Dataset records:
--*--
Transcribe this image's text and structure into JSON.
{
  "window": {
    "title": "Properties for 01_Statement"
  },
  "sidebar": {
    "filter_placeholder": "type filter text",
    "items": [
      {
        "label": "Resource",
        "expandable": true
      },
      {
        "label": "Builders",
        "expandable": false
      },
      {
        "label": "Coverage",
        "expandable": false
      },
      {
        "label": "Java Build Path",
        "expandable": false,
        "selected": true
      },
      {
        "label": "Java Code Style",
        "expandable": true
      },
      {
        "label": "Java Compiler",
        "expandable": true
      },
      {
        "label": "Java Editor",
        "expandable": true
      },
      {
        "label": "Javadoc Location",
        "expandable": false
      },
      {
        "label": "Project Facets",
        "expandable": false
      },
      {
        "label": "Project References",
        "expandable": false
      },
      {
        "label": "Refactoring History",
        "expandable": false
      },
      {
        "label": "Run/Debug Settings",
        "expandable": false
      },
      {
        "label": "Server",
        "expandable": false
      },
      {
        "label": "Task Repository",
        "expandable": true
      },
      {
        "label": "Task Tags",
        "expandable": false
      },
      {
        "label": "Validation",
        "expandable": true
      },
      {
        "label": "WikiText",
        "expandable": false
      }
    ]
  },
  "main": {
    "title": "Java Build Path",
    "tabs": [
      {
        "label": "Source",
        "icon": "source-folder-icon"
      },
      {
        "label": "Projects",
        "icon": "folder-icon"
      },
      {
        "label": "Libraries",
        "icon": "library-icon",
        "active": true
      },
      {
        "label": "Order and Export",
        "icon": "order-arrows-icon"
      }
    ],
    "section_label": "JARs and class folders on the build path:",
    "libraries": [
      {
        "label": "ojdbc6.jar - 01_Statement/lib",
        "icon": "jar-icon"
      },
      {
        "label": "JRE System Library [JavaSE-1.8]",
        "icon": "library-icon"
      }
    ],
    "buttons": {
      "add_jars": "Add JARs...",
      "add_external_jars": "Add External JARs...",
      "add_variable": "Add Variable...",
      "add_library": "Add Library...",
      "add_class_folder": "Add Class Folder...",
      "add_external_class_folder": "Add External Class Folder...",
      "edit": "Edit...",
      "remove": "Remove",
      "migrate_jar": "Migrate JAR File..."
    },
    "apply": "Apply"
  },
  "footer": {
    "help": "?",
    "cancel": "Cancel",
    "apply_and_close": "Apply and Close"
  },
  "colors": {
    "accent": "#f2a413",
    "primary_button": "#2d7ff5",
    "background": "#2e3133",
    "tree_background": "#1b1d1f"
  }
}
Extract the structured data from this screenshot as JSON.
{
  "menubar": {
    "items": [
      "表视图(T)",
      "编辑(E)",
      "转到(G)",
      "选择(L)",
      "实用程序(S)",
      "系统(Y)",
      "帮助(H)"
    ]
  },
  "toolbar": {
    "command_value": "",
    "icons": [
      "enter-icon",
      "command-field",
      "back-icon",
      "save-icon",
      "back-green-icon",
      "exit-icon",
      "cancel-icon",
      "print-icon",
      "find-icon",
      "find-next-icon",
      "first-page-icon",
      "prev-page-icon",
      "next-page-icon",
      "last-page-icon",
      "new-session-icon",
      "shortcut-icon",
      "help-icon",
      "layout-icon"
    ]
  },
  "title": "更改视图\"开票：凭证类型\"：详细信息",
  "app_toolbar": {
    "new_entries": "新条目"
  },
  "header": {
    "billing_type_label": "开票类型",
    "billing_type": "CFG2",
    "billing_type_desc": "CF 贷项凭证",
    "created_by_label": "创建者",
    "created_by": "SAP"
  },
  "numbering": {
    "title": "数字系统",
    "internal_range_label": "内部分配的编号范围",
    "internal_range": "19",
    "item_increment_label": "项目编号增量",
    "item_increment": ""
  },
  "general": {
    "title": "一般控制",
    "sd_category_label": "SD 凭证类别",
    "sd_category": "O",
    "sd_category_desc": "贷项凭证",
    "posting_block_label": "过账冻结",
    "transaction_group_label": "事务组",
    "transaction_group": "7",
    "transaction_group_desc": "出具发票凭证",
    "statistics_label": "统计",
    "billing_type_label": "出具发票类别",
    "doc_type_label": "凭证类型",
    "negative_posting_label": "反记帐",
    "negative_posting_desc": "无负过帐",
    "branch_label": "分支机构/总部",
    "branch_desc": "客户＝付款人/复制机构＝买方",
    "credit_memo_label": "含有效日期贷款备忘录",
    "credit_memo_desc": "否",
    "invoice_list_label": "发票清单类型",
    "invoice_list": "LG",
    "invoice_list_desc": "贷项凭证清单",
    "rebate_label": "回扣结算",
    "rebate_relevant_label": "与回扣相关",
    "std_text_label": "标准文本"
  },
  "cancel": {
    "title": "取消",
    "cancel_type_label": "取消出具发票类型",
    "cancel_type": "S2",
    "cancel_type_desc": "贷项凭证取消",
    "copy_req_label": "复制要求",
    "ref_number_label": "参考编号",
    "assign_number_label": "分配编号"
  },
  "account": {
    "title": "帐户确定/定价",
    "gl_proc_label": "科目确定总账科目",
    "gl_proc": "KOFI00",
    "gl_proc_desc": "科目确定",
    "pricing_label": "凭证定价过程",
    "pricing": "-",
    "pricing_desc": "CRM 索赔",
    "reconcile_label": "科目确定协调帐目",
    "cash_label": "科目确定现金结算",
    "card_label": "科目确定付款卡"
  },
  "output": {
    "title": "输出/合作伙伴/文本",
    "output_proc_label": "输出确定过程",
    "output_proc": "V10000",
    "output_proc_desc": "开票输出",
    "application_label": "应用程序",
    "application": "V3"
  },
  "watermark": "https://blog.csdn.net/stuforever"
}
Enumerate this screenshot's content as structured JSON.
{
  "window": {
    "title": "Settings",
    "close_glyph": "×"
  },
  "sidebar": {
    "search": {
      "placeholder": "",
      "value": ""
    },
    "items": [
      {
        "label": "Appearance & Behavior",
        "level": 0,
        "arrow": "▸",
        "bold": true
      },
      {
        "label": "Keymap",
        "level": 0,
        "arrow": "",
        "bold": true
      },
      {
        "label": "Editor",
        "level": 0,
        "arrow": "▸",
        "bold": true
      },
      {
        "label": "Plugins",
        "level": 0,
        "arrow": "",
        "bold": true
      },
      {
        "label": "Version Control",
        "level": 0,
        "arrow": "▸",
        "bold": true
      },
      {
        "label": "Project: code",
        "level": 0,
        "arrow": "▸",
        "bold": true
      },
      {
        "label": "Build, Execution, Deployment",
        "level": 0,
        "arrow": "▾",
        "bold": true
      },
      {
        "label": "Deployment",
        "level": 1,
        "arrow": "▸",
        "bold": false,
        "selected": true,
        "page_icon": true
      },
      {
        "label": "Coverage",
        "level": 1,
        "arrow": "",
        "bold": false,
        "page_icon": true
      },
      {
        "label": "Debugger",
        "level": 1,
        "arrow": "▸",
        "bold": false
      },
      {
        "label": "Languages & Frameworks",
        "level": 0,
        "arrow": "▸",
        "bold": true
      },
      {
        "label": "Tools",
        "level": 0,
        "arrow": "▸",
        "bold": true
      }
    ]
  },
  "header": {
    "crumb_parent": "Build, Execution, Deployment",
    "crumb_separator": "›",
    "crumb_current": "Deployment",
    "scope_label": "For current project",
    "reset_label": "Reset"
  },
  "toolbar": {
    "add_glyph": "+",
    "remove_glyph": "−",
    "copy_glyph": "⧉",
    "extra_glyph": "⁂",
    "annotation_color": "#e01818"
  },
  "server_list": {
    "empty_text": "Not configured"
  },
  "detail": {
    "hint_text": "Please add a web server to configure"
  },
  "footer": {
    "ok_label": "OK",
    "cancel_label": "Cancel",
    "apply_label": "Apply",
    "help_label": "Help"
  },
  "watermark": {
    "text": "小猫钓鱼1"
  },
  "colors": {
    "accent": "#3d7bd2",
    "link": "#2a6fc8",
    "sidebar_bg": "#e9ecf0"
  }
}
--*--
*Given request*
Of all the lines in the entries, how many contain the word "Task"? Give only the number.

*The response*
2